+++ Material supplied +++
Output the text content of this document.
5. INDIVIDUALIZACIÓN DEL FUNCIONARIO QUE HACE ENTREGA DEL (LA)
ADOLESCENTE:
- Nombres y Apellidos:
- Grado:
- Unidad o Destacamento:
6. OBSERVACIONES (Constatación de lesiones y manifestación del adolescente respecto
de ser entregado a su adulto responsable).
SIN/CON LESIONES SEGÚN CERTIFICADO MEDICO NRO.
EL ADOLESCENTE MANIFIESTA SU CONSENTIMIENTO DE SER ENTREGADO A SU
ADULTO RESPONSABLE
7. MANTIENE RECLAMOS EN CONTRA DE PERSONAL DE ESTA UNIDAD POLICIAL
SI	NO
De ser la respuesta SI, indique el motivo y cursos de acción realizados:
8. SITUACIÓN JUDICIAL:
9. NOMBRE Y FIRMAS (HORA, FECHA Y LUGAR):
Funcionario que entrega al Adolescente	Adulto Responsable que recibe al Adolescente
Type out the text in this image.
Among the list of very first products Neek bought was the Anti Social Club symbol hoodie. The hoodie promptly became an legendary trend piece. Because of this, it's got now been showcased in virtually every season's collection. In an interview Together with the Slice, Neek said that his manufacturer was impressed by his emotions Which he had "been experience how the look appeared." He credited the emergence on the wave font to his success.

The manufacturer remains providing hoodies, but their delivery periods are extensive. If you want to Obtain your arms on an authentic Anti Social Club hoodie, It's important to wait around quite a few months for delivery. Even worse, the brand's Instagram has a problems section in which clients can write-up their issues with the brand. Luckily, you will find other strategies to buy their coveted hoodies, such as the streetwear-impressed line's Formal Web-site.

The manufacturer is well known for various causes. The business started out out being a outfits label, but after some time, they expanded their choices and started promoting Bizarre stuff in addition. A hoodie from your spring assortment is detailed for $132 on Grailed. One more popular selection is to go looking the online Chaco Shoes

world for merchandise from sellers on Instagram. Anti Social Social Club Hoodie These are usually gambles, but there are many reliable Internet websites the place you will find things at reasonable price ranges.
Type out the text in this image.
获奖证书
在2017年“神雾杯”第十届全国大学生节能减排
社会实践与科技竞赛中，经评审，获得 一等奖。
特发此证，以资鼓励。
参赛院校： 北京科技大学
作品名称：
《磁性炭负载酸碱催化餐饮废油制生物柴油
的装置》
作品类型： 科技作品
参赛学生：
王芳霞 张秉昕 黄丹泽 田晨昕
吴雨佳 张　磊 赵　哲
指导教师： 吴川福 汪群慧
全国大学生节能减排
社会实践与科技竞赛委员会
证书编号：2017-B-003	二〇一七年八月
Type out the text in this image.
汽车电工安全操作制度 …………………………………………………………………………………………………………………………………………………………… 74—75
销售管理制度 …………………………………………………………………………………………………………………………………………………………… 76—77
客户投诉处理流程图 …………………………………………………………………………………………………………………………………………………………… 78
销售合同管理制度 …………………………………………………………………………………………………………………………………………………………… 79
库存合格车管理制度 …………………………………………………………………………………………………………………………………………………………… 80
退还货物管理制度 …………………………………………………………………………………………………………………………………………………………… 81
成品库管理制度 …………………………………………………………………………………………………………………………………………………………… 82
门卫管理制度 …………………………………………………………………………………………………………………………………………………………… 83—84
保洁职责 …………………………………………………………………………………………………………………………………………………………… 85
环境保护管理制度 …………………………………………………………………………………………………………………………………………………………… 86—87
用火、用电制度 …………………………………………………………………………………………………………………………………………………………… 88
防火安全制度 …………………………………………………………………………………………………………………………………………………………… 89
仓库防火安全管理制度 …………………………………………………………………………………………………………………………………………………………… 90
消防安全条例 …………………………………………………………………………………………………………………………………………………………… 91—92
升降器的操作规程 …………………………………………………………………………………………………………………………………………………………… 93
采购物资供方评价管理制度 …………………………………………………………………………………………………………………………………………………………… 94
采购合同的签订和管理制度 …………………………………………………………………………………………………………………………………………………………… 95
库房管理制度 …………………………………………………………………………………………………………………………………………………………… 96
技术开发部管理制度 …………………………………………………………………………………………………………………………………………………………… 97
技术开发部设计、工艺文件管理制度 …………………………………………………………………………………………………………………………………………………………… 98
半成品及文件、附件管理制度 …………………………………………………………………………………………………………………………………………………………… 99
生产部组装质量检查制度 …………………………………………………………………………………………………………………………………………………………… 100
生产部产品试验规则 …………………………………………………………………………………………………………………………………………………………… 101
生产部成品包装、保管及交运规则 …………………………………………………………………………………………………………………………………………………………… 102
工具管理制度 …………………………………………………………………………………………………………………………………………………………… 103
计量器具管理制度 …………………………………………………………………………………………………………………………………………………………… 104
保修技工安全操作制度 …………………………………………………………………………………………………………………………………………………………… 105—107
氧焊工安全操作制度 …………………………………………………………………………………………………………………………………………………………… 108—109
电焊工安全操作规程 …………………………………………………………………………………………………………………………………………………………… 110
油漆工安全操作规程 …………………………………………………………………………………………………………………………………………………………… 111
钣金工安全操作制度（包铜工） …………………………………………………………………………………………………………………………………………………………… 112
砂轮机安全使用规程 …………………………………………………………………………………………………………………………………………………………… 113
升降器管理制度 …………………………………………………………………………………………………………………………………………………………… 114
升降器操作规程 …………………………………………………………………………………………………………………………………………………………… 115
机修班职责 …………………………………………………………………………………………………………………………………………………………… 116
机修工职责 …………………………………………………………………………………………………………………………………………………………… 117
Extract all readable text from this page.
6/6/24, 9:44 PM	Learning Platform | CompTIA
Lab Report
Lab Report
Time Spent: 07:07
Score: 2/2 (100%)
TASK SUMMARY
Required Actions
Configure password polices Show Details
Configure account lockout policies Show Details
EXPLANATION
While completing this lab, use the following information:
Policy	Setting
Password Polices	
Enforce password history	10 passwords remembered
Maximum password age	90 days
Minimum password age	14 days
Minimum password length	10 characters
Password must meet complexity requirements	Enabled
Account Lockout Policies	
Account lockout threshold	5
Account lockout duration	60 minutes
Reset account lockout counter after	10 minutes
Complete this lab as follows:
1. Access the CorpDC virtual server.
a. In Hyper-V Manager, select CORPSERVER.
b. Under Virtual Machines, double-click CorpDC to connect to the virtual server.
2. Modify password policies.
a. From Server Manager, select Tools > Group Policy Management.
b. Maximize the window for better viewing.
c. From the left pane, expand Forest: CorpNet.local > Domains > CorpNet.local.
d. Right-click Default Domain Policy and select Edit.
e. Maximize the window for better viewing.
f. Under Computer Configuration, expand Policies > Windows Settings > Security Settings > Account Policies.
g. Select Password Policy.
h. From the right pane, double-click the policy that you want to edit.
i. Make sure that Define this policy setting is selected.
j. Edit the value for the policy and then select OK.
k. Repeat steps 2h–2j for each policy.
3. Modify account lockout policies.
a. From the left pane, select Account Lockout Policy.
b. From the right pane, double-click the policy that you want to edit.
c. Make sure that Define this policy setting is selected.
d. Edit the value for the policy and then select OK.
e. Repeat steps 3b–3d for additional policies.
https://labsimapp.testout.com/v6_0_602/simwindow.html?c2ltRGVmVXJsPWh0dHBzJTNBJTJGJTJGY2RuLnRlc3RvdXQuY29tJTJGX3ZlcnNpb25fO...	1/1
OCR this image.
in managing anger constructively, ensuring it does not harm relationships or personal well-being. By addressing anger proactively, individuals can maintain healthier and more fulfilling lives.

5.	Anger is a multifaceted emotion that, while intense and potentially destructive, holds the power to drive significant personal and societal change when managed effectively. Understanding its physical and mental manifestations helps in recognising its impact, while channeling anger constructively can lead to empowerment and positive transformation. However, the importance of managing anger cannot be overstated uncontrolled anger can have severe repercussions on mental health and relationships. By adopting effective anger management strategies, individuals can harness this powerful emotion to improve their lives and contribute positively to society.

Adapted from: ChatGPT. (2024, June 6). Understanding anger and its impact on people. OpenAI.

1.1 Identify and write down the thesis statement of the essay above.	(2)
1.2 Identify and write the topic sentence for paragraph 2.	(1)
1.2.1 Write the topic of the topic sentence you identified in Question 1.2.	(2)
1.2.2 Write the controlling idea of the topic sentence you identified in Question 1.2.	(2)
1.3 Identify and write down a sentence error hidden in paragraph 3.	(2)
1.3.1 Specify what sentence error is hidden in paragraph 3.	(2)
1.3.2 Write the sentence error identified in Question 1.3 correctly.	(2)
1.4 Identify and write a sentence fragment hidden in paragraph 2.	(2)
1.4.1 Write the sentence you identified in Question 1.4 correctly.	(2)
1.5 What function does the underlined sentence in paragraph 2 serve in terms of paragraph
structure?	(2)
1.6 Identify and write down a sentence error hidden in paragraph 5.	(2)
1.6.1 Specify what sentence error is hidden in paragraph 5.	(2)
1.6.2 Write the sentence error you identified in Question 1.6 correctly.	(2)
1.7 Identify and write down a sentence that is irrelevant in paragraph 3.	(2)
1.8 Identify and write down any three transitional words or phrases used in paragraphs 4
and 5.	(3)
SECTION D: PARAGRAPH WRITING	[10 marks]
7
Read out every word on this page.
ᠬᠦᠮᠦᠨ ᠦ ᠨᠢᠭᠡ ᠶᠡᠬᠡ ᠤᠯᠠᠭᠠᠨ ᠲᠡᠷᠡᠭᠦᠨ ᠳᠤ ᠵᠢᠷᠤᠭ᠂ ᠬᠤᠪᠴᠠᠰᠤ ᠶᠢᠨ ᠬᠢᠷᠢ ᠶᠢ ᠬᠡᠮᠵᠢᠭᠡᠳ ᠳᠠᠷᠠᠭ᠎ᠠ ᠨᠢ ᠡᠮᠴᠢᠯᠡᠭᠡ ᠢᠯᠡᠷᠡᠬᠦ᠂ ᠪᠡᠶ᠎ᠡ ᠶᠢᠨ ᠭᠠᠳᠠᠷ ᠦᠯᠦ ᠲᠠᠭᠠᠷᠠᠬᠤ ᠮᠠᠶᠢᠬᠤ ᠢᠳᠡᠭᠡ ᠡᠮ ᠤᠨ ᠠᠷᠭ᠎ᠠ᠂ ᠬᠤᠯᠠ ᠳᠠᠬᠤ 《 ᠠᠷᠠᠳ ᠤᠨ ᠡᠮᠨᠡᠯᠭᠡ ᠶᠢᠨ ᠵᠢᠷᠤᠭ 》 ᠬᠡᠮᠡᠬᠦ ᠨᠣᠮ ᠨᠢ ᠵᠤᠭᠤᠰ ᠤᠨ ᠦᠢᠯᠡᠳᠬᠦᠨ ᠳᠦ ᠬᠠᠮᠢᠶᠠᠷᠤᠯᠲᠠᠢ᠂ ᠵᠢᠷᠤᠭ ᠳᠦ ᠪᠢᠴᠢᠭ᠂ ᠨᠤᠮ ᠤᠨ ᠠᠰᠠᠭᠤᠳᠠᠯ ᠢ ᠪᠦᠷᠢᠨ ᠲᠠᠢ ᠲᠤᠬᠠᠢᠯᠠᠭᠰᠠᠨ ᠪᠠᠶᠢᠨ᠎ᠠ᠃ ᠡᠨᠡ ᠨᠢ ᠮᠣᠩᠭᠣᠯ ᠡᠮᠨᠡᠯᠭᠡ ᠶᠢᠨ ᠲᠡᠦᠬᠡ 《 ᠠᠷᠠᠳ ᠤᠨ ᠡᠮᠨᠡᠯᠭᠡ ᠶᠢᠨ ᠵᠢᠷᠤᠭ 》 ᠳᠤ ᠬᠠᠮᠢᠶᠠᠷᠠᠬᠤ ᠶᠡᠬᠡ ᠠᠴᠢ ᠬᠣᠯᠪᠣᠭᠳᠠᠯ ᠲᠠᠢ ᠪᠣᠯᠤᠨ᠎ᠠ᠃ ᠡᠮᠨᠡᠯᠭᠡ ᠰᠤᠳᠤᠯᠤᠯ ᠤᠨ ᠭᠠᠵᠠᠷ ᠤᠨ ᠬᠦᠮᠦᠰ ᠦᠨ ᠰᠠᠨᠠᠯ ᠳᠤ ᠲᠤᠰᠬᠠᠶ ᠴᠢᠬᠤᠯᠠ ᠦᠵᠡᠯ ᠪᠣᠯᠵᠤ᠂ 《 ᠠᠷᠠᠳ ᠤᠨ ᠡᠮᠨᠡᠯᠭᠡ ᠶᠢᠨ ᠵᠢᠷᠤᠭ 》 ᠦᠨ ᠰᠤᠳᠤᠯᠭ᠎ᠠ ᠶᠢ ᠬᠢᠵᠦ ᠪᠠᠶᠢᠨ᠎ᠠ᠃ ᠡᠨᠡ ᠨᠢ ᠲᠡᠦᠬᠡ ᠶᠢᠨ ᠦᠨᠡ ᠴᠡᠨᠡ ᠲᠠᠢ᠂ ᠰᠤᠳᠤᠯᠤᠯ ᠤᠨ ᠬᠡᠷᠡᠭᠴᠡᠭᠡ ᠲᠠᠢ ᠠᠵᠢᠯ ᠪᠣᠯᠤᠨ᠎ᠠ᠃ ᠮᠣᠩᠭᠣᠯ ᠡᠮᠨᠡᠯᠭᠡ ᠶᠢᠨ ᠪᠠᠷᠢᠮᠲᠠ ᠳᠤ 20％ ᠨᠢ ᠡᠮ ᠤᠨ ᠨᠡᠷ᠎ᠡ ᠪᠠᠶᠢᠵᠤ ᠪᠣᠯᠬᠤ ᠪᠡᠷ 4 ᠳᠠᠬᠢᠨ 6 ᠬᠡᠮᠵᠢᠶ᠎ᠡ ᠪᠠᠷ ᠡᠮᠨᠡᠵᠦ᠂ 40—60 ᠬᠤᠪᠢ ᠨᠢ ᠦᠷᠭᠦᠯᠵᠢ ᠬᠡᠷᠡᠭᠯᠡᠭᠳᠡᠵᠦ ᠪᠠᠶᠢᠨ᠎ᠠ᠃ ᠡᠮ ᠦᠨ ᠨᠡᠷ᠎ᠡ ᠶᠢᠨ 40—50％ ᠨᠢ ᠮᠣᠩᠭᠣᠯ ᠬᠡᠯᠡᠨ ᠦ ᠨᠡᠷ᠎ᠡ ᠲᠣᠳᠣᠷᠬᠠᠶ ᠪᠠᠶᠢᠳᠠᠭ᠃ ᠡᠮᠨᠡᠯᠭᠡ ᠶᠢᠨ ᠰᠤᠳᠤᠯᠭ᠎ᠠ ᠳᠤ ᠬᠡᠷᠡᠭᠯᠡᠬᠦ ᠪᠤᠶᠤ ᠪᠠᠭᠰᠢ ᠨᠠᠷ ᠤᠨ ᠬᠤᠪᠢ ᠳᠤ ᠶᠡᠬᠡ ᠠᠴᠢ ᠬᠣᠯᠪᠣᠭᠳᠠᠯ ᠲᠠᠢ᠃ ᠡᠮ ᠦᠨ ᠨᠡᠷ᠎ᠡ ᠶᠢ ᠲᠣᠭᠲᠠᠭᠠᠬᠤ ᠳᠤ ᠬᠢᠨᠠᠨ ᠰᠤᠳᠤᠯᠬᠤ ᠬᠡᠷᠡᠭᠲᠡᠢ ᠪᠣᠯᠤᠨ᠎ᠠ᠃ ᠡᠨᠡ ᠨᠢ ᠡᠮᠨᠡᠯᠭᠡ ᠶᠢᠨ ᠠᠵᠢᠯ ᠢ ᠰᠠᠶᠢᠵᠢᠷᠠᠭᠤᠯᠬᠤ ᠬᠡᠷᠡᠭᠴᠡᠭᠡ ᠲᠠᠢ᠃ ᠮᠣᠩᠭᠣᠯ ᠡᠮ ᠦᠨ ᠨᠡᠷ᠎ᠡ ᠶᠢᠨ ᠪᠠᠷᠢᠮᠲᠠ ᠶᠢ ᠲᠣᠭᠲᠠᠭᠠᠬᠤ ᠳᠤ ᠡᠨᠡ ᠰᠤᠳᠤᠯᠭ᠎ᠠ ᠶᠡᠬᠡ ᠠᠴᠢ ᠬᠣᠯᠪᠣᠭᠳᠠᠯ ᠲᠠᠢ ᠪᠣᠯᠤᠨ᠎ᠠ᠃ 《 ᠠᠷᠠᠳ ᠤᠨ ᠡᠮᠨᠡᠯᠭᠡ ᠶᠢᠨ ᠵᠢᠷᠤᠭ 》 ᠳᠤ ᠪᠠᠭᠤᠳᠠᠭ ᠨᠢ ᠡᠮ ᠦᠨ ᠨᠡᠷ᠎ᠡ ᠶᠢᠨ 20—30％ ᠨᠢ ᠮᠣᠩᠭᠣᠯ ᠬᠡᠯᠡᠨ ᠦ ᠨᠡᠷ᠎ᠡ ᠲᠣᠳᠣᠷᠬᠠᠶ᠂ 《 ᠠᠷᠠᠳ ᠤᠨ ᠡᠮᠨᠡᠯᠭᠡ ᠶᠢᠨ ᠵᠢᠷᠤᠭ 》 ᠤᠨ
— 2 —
+++
Instruction:
Copy each line containing the word "Define" from the data.

Answer for this exercise:
i. Make sure that Define this policy setting is selected.
c. Make sure that Define this policy setting is selected.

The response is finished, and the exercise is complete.